◆ **Your goal**
Write out the records below verbatim, starting at the line that contains "add-icon[interactable] [92, 50, 110, 68]" and ending with the last line of the records, both included.

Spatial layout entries
-- START --
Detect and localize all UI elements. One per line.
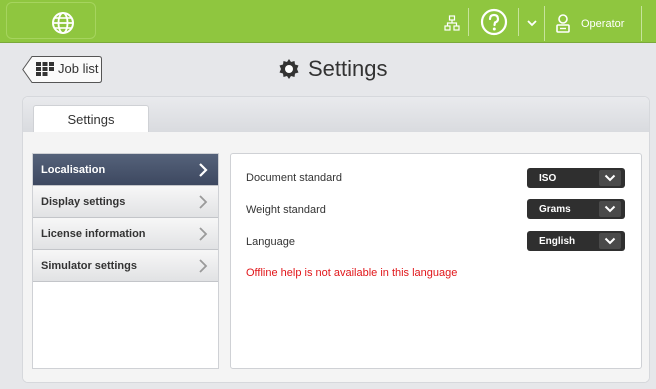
chevron-down-icon — [599, 170, 621, 186]
select-value: ISO — [539, 172, 557, 184]
language-select[interactable]: English — [527, 231, 625, 251]
divider — [468, 8, 469, 36]
localisation-settings: Document standard ISO Weight standard Gr… — [230, 153, 642, 369]
chevron-down-icon — [599, 233, 621, 249]
select-value: Grams — [539, 203, 571, 215]
select-value: English — [539, 235, 576, 247]
settings-sidebar: Localisation Display settings License in… — [32, 153, 219, 369]
weight-standard-label: Weight standard — [246, 204, 326, 216]
sidebar-item-license-information[interactable]: License information — [33, 218, 218, 250]
job-list-button[interactable]: Job list — [22, 56, 102, 83]
chevron-right-icon — [199, 258, 208, 273]
sidebar-item-label: License information — [41, 227, 146, 240]
user-icon — [556, 13, 570, 33]
language-label: Language — [246, 236, 295, 248]
weight-standard-select[interactable]: Grams — [527, 199, 625, 219]
chevron-right-icon — [199, 194, 208, 209]
tab-bar: Settings — [23, 97, 649, 133]
job-list-label: Job list — [58, 61, 99, 76]
chevron-right-icon — [199, 226, 208, 241]
network-icon[interactable] — [444, 15, 460, 31]
offline-help-warning: Offline help is not available in this la… — [246, 267, 458, 279]
chevron-down-icon[interactable] — [526, 16, 538, 30]
document-standard-select[interactable]: ISO — [527, 168, 625, 188]
operator-menu[interactable]: Operator — [544, 6, 642, 41]
sidebar-item-simulator-settings[interactable]: Simulator settings — [33, 250, 218, 282]
panel-body: Localisation Display settings License in… — [23, 132, 649, 382]
divider — [518, 8, 519, 36]
sidebar-item-localisation[interactable]: Localisation — [33, 154, 218, 186]
language-button[interactable] — [6, 2, 96, 39]
operator-label: Operator — [581, 17, 625, 30]
page-title: Settings — [278, 56, 388, 82]
chevron-down-icon — [599, 201, 621, 217]
tab-settings[interactable]: Settings — [33, 105, 149, 133]
grid-icon — [36, 61, 54, 76]
gear-icon — [279, 59, 299, 79]
document-standard-label: Document standard — [246, 172, 342, 184]
sidebar-item-label: Simulator settings — [41, 259, 137, 272]
help-icon[interactable] — [480, 8, 508, 36]
sidebar-item-display-settings[interactable]: Display settings — [33, 186, 218, 218]
chevron-right-icon — [199, 162, 208, 177]
page-title-text: Settings — [308, 56, 388, 81]
settings-panel: Settings Localisation Display settings L… — [22, 96, 650, 383]
top-bar: Operator — [0, 0, 656, 43]
tab-label: Settings — [67, 112, 115, 127]
globe-icon — [52, 12, 74, 34]
sidebar-item-label: Localisation — [41, 163, 106, 176]
sidebar-item-label: Display settings — [41, 195, 126, 208]
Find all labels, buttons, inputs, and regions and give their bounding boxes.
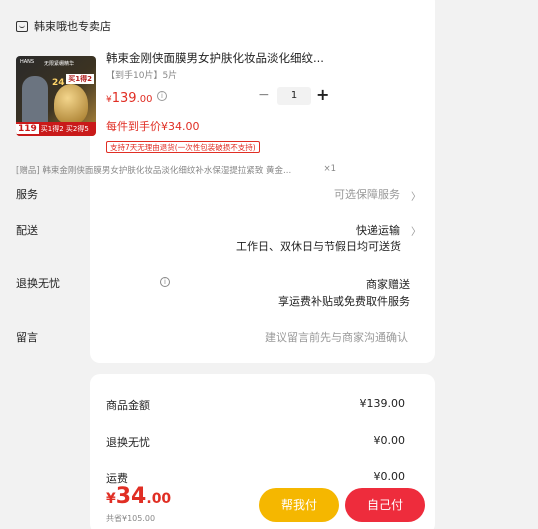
- product-sku[interactable]: 【到手10片】5片: [106, 68, 177, 81]
- total-currency: ¥: [106, 491, 116, 507]
- total-price: ¥34.00: [106, 484, 171, 509]
- price-dec: .00: [136, 94, 153, 105]
- shop-name: 韩束哦也专卖店: [34, 20, 111, 33]
- saved-amount: 共省¥105.00: [106, 514, 156, 523]
- service-value[interactable]: 可选保障服务: [334, 186, 400, 202]
- product-title[interactable]: 韩束金刚侠面膜男女护肤化妆品淡化细纹...: [106, 50, 328, 66]
- return-value: 商家赠送: [366, 278, 410, 291]
- refund-policy-badge: 支持7天无理由退货(一次性包装破损不支持): [106, 141, 260, 153]
- price-int: 139: [111, 91, 137, 106]
- delivery-label: 配送: [16, 224, 38, 237]
- thumb-promo-text: 买1得2 买2得5: [40, 125, 89, 133]
- total-dec: .00: [146, 491, 172, 507]
- quantity-increase-button[interactable]: +: [316, 85, 329, 104]
- return-note: 享运费补贴或免费取件服务: [278, 295, 410, 308]
- mask-image: [54, 84, 88, 124]
- product-price: ¥139.00: [106, 91, 152, 106]
- thumb-promo-top: 买1得2: [66, 74, 94, 84]
- product-thumbnail[interactable]: HANS 无限紧绷精华 24 买1得2 119 买1得2 买2得5: [16, 56, 96, 136]
- return-insurance-label: 退换无忧: [106, 436, 150, 449]
- shipping-value: ¥0.00: [373, 470, 406, 483]
- price-info-icon[interactable]: i: [157, 91, 167, 101]
- service-label: 服务: [16, 188, 38, 201]
- model-image: [22, 76, 48, 124]
- delivery-value[interactable]: 快递运输: [356, 222, 400, 238]
- delivery-note: 工作日、双休日与节假日均可送货: [236, 240, 401, 253]
- message-label: 留言: [16, 331, 38, 344]
- thumb-price-badge: 119: [16, 124, 39, 134]
- gift-text: [赠品] 韩束金刚侠面膜男女护肤化妆品淡化细纹补水保湿提拉紧致 黄金...: [16, 166, 292, 176]
- delivery-chevron-icon[interactable]: 〉: [411, 223, 421, 238]
- quantity-decrease-button[interactable]: −: [258, 87, 270, 103]
- return-info-icon[interactable]: i: [160, 277, 170, 287]
- help-pay-button[interactable]: 帮我付: [259, 488, 339, 522]
- thumb-tag: 24: [52, 78, 65, 88]
- return-label: 退换无忧: [16, 277, 60, 290]
- goods-amount-value: ¥139.00: [359, 397, 406, 410]
- thumb-title: 无限紧绷精华: [44, 61, 75, 67]
- total-int: 34: [115, 484, 147, 509]
- return-insurance-value: ¥0.00: [373, 434, 406, 447]
- goods-amount-label: 商品金额: [106, 399, 150, 412]
- shop-icon: [16, 20, 28, 32]
- thumb-brand: HANS: [20, 59, 35, 65]
- gift-item: [赠品] 韩束金刚侠面膜男女护肤化妆品淡化细纹补水保湿提拉紧致 黄金... ×1: [16, 164, 336, 176]
- self-pay-button[interactable]: 自己付: [345, 488, 425, 522]
- quantity-input[interactable]: 1: [277, 87, 311, 105]
- service-chevron-icon[interactable]: 〉: [411, 188, 421, 203]
- message-input[interactable]: 建议留言前先与商家沟通确认: [265, 329, 408, 345]
- thumb-promo-bottom: 119 买1得2 买2得5: [16, 122, 96, 136]
- each-price-text: 每件到手价¥34.00: [106, 120, 200, 133]
- shop-header[interactable]: 韩束哦也专卖店: [16, 18, 111, 34]
- gift-quantity: ×1: [323, 164, 336, 174]
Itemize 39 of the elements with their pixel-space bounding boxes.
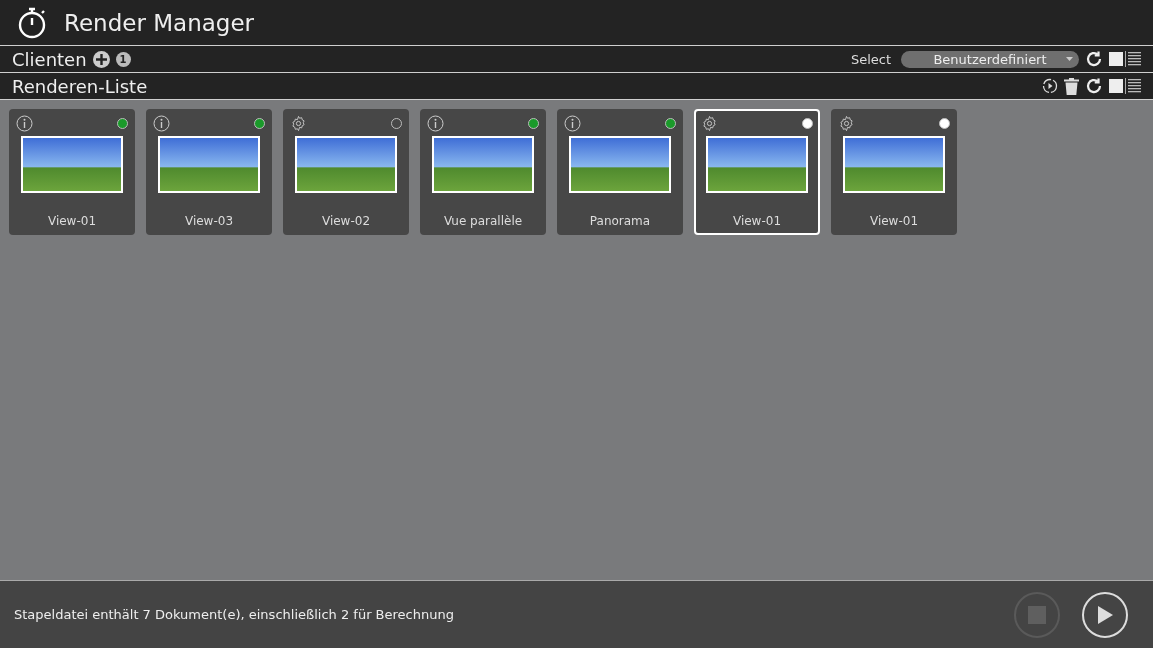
add-icon[interactable] [92, 50, 110, 68]
card-label: View-01 [869, 214, 919, 228]
info-icon [16, 114, 33, 132]
info-icon [564, 114, 581, 132]
card-label: View-01 [732, 214, 782, 228]
info-icon [153, 114, 170, 132]
play-icon[interactable] [1042, 78, 1058, 94]
render-card[interactable]: Panorama [557, 109, 683, 235]
count-badge: 1 [115, 51, 131, 67]
window-title: Render Manager [64, 9, 254, 36]
stop-icon [1028, 605, 1046, 624]
refresh-icon[interactable] [1085, 50, 1103, 68]
play-button[interactable] [1082, 591, 1128, 638]
card-label: Panorama [589, 214, 651, 228]
render-card[interactable]: View-01 [694, 109, 820, 235]
settings-icon [290, 114, 307, 132]
render-card[interactable]: View-01 [831, 109, 957, 235]
render-card[interactable]: View-01 [9, 109, 135, 235]
play-icon [1096, 604, 1114, 625]
view-toggle-icon[interactable] [1109, 51, 1141, 67]
render-card[interactable]: View-03 [146, 109, 272, 235]
card-label: View-02 [321, 214, 371, 228]
status-message: Stapeldatei enthält 7 Dokument(e), einschließlich 2 für Berechnung [14, 607, 455, 622]
settings-icon [701, 114, 718, 132]
select-dropdown[interactable]: Benutzerdefiniert [901, 50, 1079, 68]
card-label: View-01 [47, 214, 97, 228]
section-title: Renderen-Liste [12, 75, 148, 97]
settings-icon [838, 114, 855, 132]
render-card[interactable]: View-02 [283, 109, 409, 235]
trash-icon[interactable] [1064, 77, 1079, 95]
view-toggle-icon[interactable] [1109, 78, 1141, 94]
select-label: Select [850, 51, 891, 67]
render-card[interactable]: Vue parallèle [420, 109, 546, 235]
info-icon [427, 114, 444, 132]
section-title: Clienten [12, 48, 87, 70]
card-label: View-03 [184, 214, 234, 228]
refresh-icon[interactable] [1085, 77, 1103, 95]
caret-icon [1066, 57, 1073, 61]
card-label: Vue parallèle [443, 214, 523, 228]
-- END --
◆ **Written solution**
add-icon[interactable] [92, 50, 110, 68]
card-label: View-01 [869, 214, 919, 228]
info-icon [16, 114, 33, 132]
info-icon [564, 114, 581, 132]
card-label: View-01 [732, 214, 782, 228]
info-icon [153, 114, 170, 132]
play-icon[interactable] [1042, 78, 1058, 94]
render-card[interactable]: Panorama [557, 109, 683, 235]
count-badge: 1 [115, 51, 131, 67]
window-title: Render Manager [64, 9, 254, 36]
stop-icon [1028, 605, 1046, 624]
refresh-icon[interactable] [1085, 50, 1103, 68]
play-button[interactable] [1082, 591, 1128, 638]
card-label: Panorama [589, 214, 651, 228]
render-card[interactable]: View-01 [694, 109, 820, 235]
settings-icon [290, 114, 307, 132]
render-card[interactable]: View-01 [831, 109, 957, 235]
render-card[interactable]: View-01 [9, 109, 135, 235]
play-icon [1096, 604, 1114, 625]
view-toggle-icon[interactable] [1109, 51, 1141, 67]
render-card[interactable]: View-03 [146, 109, 272, 235]
card-label: View-02 [321, 214, 371, 228]
status-message: Stapeldatei enthält 7 Dokument(e), einschließlich 2 für Berechnung [14, 607, 455, 622]
settings-icon [701, 114, 718, 132]
select-dropdown[interactable]: Benutzerdefiniert [901, 50, 1079, 68]
card-label: View-01 [47, 214, 97, 228]
section-title: Renderen-Liste [12, 75, 148, 97]
settings-icon [838, 114, 855, 132]
render-card[interactable]: View-02 [283, 109, 409, 235]
trash-icon[interactable] [1064, 77, 1079, 95]
view-toggle-icon[interactable] [1109, 78, 1141, 94]
select-label: Select [850, 51, 891, 67]
render-card[interactable]: Vue parallèle [420, 109, 546, 235]
info-icon [427, 114, 444, 132]
section-title: Clienten [12, 48, 87, 70]
card-label: View-03 [184, 214, 234, 228]
refresh-icon[interactable] [1085, 77, 1103, 95]
caret-icon [1066, 57, 1073, 61]
card-label: Vue parallèle [443, 214, 523, 228]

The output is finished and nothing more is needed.